PostgreSQL Portability Tales

Slide 1

Slide 1 text

PostgreSQL Portability Tales Warsaw PostgreSQL Users Group via video conference Thomas Munro, 2020-04-16 [email protected] [email protected] [email protected]

Slide 2

Slide 2 text

Talk topics ● Introduction ○ Who cares about portability? ○ Instruction set architectures ● Memory ○ Simulating fork() ○ Page size effects and control ○ Unexpected allocator effects ● Buffered I/O ○ Error reporting variations ○ Prefetching heuristics and control ○ Writeback heuristics and control ○ Towards async & direct I/O ● IPC and networking ○ Signals ○ I/O multiplexing ○ TCP/IP

Slide 3

Slide 3 text

Introduction: Who cares about portability? ● Original POSTGRES development platforms at UC Berkeley seem to have been: SunOS, Sequent Dynix (= a BSD fork with large scale SMP), BSD ● Today, developers mostly use Linux or macOS, a few use FreeBSD or Windows ● According to buildfarm.postgresql.org, our community currently cares about: ○ { Debian, Ubuntu, SUSE, RHEL, CentOS, Fedora, Photon, Raspbian, Arch, Amazon } Linux ○ { Free, Open, Net, DragonFly } BSD ○ macOS ○ Solaris, Illumos ○ AIX ○ HPUX ○ Windows ● Over the years we’ve dropped support for many others (RIP): ○ IRIX, SCO, DGUX, Ultrix, NeXTSTEP, SunOS4, SVR4, UnixWare, QNX, ...

Slide 4

Slide 4 text

Introduction: Instruction set architectures ● Modern and ancient ISAs we have in the build farm: ○ X86 ○ ARM ○ POWER ○ S390 ○ IA64 ○ SPARC ○ MIPS ○ PA-RISC ● Modern ISAs that we don’t explicitly support yet -- build farm machine wanted! ○ RISC-V ● There’s explicit code to support various other long dead systems, but no build farm so status unknown to me (M68K, M88K, VAX)

Slide 5

Slide 5 text

Memory: Simulating fork() ● PostgreSQL is still process based after all these decades (one day someone will attack that…). ● On Unix, the main shared memory area is inherited by children of the postmaster; we count on address stability in that region. ● Windows has no fork(). Child processes have to recreate all required state from a ﬁle, and try to attach the main shared memory area at the same address. ● For those of us working on Unix and wanting to test or extend that mechanism, it’s possible to build PostgreSQL that way on Unix too, with -DEXEC_BACKEND. ● Windows support must have taken Herculean eﬀort. Added in 8.0 (2005).

## STORED DATA:
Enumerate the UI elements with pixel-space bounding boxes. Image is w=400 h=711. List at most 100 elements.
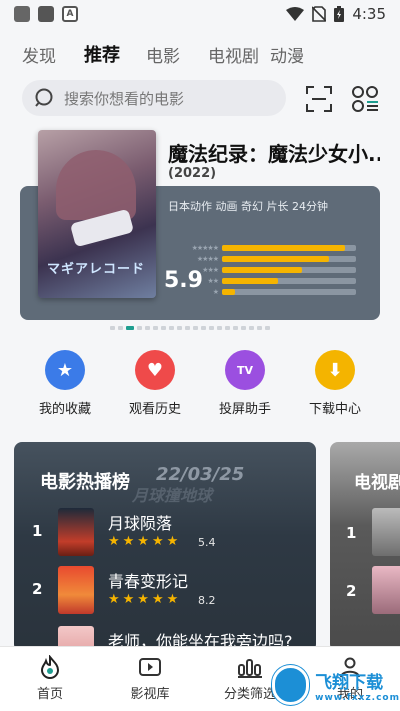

## EXERCISE SET:
(1) In the slides on PostgreSQL portability, in which release was Windows support added?
(2) Continue the slides on PostgreSQL portability from the point where they end.

## IN RESPONSE:
(1) It was added in version 8.0, in 2005.

(2)
Slide 6

Slide 6 text

Memory: Page size effects and control ● Linux ○ The “transparent huge pages” support is currently discouraged by PostgreSQL docs; one day?. ○ We try to map the main shared memory segment using huge pages (if configured), for performance ○ Putting the text (executable) into huge pages is known to speed up benchmarks by several percent, but requires some special magic not done out of the box (see libhugetlbfs linker scripts) ○ Putting DSM segments into huge pages is known to speed up some parallel queries, especially parallel hash joins, significantly, but requires some extra configuration (/dev/shm mount options) ● FreeBSD (and illumos too?) ○ Most of the above happens transparently out of the box (but further improvements are possible*) ● Windows ○ We try to map the main shared memory segment only using huge pages (requires privileges) ● Future research ○ Different page size? AIX support proposed. Reuse DSMs better, probably preallocated. *See “On the Impact of Instruction Address Translation Overhead”, Zhou, Dong, Cox, Dwarkadas

Slide 7

Slide 7 text

Memory: Unexpected allocator effects PostgreSQL allocates memory for hash joins 32kB + a tiny header at a time. What does libc malloc() do with this stream of requests? ● Glibc (usually used on Linux): eﬃciently packs memory ● Jemalloc (FreeBSD): requests 32kb < x < 40kB are rounded up to 40kB, so hash joins eat 25% more memory on this platform! Oops. ● macOS: requests are rounded up to nearest 256 bytes ● Other OSs: who knows? We don’t have to use 32kB + a tiny header, but it’s hard to second-guess every system out there. It would probably be wise to use exact powers of two! Not done yet...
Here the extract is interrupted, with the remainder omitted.